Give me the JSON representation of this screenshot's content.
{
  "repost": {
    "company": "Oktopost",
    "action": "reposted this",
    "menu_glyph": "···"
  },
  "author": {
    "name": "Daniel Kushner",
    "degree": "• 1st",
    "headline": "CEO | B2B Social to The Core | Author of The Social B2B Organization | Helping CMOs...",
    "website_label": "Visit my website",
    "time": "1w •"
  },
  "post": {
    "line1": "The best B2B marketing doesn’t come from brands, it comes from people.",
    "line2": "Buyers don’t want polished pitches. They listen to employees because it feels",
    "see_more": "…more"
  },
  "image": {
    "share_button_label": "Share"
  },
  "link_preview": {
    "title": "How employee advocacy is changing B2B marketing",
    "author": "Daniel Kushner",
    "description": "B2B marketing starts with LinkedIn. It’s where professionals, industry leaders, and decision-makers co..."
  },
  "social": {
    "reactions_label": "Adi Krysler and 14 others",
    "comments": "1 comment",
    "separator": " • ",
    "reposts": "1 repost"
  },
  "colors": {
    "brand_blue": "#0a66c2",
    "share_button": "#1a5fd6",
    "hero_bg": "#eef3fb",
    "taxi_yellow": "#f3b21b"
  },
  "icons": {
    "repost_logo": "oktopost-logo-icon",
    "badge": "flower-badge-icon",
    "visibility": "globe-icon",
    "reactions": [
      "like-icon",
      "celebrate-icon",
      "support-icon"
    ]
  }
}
----------
• [GIVEN TASK]: Produce an exact copy of the whole listing.

• [SOLUTION TO THIS PROBLEM]:
Give me the JSON representation of this screenshot's content.
{
  "repost": {
    "company": "Oktopost",
    "action": "reposted this",
    "menu_glyph": "···"
  },
  "author": {
    "name": "Daniel Kushner",
    "degree": "• 1st",
    "headline": "CEO | B2B Social to The Core | Author of The Social B2B Organization | Helping CMOs...",
    "website_label": "Visit my website",
    "time": "1w •"
  },
  "post": {
    "line1": "The best B2B marketing doesn’t come from brands, it comes from people.",
    "line2": "Buyers don’t want polished pitches. They listen to employees because it feels",
    "see_more": "…more"
  },
  "image": {
    "share_button_label": "Share"
  },
  "link_preview": {
    "title": "How employee advocacy is changing B2B marketing",
    "author": "Daniel Kushner",
    "description": "B2B marketing starts with LinkedIn. It’s where professionals, industry leaders, and decision-makers co..."
  },
  "social": {
    "reactions_label": "Adi Krysler and 14 others",
    "comments": "1 comment",
    "separator": " • ",
    "reposts": "1 repost"
  },
  "colors": {
    "brand_blue": "#0a66c2",
    "share_button": "#1a5fd6",
    "hero_bg": "#eef3fb",
    "taxi_yellow": "#f3b21b"
  },
  "icons": {
    "repost_logo": "oktopost-logo-icon",
    "badge": "flower-badge-icon",
    "visibility": "globe-icon",
    "reactions": [
      "like-icon",
      "celebrate-icon",
      "support-icon"
    ]
  }
}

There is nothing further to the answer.